* [Text under study]
◆ ◆ ◆

These changes occur in all forms of PRA, but at different times in the different breed-specific forms. Usually by the time the affected dog has these changes there is already significant evidence of loss of vision.
Dr. Acland had the following exchange with an owner:
Owner: “I’d like to know the time involved for the progression from night blindness to total blindness. … I noticed something wrong a couple of weeks ago … in dim light. Do you guys think there is any point in having all the tests done for PRA if the vet thinks she has it?”
Dr. Acland: From what you describe, ___ certainly has the characteristic signs of PRA in Basenjis, and is developing them at the age that fits what little is really known about Basenji PRA.
Most dogs, including most Basenjis, that are affected with adult onset PRA show fairly consistent patterns of development of the visual problems. There is not a great deal of difference at the clinical level between PRA in say Poodles, Portuguese Water Dogs, etc. and Basenjis, even though it is not yet known whether the disease in Basenjis is caused by the same gene.
The initial visual loss is, as you have noticed in _____, night blindness. Once difficulty in seeing in dim light is noticeable, progression to total night blindness is fairly quick (less than 1 year or so). So I expect that _____ will become totally night blind in the near future, if she has not already.
Vision in daylight is more gradually lost. The initial loss is in the peripheral field of vision, and the dog develops tunnel vision. Unless the dog is used for high visual performance tasks such as agility or guidance work, the tunnel vision may not be detectable to an observer.
Despite the tunnel vision and nightblindness, many PRA-affected dogs retain an adequate forward daylight vision for an extremely long time, sometimes for their entire natural life.
In many dogs however PRA leads to cataracts, an opacity of the lens. This certainly happens at least in some affected Basenjis. This complication is what usually causes the final loss of vision, because the first part of the lens to become opaque is usually in the central visual axis. It is difficult to tell ahead of time when this will happen, as the age varies greatly from dog to dog.
Traditionally, it was not considered wise to remove cataracts from PRA-affected dogs, because the underlying retinal disease was going to cause blindness anyway. This is no longer generally accepted. It is now worth considering to examine PRA-affected dogs on a regular basis, and to remove the lens at the first sign of cataracts developing, as long as the dog appears to have remaining useful vision. This achieves two things: first it extends the period during which the dog will be able see sufficiently to get about; and secondly it removes the possibility of the cataract developing to the point where it causes secondary problems such as uveitis and glaucoma.
If your veterinarian is confident in the clinical diagnosis, I would not recommend having an ERG done. This is unlikely to yield any information worth the stress on the dog and your wallet.
May I ask who made the diagnosis? Has _____been seen by a veterinary ophthalmologist or by a general practitioner? If she has not been seen by an ophthalmologist you should arrange this, as _____’s progression ought to be checked by a specialist to assess the development of cataracts and other possible complications.

◆ ◆ ◆

* [Records shown]
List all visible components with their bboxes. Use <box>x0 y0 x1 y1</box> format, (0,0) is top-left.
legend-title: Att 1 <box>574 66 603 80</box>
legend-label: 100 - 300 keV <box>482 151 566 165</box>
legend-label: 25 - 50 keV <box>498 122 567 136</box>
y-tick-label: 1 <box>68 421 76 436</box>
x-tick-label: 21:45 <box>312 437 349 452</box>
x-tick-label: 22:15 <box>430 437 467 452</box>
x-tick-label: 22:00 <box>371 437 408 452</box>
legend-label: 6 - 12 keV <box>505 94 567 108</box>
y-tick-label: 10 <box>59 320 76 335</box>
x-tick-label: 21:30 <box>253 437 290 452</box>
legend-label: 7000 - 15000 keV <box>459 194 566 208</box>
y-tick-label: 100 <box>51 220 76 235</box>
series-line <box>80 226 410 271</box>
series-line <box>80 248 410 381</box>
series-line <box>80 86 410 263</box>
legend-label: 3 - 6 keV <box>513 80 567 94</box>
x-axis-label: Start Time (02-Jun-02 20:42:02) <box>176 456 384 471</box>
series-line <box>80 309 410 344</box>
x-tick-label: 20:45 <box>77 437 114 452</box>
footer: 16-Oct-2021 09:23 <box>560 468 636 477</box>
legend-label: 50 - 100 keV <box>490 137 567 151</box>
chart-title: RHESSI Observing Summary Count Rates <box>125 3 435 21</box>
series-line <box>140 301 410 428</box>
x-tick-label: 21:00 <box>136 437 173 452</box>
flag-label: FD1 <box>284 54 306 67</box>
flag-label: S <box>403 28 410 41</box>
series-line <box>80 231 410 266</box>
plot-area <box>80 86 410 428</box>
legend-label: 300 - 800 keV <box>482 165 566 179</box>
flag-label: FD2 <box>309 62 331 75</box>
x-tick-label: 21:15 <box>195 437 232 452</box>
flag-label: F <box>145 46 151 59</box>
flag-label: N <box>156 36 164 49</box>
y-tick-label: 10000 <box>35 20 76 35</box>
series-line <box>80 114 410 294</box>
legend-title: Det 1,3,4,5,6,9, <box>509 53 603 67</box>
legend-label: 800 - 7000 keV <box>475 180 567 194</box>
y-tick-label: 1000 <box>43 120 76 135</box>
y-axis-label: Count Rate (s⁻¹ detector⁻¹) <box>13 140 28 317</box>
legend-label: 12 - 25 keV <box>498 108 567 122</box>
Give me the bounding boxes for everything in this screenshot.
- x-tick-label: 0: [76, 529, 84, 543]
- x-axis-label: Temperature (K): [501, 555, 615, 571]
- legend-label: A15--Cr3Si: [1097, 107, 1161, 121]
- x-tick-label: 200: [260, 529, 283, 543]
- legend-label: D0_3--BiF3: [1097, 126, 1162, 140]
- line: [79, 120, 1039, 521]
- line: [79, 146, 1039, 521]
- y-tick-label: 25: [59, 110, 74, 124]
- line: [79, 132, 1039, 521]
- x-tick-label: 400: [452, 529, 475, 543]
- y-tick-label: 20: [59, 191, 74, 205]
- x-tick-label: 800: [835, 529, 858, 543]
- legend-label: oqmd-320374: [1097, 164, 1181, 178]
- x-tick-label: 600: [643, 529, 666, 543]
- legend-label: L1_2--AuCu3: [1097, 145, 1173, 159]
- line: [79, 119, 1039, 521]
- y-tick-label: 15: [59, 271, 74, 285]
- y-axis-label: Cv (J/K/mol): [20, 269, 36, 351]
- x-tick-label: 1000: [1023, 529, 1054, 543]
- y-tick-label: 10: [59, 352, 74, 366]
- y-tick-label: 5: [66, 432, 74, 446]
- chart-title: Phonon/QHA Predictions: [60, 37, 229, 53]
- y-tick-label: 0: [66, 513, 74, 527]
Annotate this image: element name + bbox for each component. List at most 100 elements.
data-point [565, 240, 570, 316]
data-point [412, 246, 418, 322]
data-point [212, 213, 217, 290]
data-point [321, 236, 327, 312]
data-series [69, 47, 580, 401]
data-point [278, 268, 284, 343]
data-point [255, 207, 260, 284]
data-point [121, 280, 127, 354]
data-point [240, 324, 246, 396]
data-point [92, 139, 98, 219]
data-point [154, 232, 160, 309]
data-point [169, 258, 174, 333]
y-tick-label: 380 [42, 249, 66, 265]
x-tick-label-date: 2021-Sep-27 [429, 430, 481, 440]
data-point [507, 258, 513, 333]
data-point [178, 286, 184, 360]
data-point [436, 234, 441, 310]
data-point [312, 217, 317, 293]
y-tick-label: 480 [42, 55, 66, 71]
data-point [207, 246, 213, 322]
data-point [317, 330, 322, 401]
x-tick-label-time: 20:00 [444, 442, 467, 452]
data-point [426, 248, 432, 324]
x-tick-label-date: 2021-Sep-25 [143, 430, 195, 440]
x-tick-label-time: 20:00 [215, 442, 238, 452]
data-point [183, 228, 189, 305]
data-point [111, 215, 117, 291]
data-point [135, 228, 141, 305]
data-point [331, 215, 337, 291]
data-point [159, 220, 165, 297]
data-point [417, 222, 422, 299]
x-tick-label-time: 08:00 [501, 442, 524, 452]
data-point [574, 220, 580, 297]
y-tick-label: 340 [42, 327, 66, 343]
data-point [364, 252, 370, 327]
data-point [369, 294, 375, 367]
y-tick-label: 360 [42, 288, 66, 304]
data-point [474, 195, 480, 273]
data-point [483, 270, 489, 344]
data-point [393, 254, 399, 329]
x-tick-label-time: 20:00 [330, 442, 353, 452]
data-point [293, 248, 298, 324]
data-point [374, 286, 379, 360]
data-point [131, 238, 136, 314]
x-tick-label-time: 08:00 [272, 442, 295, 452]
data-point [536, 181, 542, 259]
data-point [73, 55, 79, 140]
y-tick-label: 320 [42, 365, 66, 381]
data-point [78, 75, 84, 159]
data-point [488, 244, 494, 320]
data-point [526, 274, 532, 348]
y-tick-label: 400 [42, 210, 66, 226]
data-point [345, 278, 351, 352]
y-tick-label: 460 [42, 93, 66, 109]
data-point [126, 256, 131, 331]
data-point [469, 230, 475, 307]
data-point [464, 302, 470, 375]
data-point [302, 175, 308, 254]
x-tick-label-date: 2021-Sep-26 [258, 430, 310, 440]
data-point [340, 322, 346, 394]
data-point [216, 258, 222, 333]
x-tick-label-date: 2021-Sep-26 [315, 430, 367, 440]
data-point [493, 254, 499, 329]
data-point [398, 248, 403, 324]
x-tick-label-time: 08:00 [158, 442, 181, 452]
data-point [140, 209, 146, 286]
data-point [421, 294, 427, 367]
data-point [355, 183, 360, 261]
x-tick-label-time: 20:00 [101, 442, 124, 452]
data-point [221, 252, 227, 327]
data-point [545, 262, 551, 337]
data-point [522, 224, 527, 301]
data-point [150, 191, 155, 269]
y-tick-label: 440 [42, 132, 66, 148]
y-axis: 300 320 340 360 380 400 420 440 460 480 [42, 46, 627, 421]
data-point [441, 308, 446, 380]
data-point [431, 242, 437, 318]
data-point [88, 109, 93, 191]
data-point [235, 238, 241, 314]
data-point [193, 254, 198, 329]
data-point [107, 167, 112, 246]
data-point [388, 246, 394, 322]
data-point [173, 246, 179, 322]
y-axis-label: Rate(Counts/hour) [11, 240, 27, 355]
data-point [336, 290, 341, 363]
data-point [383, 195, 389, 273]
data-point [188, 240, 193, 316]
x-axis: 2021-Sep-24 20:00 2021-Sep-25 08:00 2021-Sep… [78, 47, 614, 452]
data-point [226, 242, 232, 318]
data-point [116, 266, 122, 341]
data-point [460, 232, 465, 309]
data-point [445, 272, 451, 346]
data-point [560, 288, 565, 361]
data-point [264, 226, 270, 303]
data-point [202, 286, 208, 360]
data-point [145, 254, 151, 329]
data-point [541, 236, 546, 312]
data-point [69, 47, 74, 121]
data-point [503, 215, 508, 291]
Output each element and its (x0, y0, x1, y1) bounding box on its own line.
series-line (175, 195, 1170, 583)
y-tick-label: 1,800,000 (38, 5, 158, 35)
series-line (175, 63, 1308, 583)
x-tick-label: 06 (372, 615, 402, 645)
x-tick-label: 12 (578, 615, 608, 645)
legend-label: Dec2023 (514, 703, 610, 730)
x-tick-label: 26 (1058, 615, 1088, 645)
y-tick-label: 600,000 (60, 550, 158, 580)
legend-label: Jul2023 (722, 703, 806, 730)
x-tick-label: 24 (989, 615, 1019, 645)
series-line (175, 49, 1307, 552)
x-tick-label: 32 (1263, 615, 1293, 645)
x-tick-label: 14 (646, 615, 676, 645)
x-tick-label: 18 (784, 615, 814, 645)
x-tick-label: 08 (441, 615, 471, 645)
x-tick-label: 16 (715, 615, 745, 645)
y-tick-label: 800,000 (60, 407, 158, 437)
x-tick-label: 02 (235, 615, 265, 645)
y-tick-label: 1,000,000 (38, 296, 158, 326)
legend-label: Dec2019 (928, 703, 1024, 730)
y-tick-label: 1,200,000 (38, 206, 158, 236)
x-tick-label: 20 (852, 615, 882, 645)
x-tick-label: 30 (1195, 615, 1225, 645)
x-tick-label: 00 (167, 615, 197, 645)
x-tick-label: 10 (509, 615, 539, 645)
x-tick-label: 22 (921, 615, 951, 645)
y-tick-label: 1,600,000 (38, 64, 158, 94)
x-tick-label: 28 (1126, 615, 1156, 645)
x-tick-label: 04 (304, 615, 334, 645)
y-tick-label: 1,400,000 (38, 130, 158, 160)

◆ ◆ ◆

* [Task 1]
Reproduce the PRA passage from "Vision in daylight" to "dog to dog.", renaming "tunnel vision" as "narrowed vision" wherever it occurs.
* [Task 2]
According to the PRA passage, why is cataract the complication that usually causes the final loss of vision? Answer in one to three sentences.
The records are unrelated to the PRA passage and stand as their own material.

* [Response 1]
Vision in daylight is more gradually lost. The initial loss is in the peripheral field of vision, and the dog develops narrowed vision. Unless the dog is used for high visual performance tasks such as agility or guidance work, the narrowed vision may not be detectable to an observer.
Despite the narrowed vision and nightblindness, many PRA-affected dogs retain an adequate forward daylight vision for an extremely long time, sometimes for their entire natural life.
In many dogs however PRA leads to cataracts, an opacity of the lens. This certainly happens at least in some affected Basenjis. This complication is what usually causes the final loss of vision, because the first part of the lens to become opaque is usually in the central visual axis. It is difficult to tell ahead of time when this will happen, as the age varies greatly from dog to dog.

* [Response 2]
The first part of the lens to become opaque is usually in the central visual axis.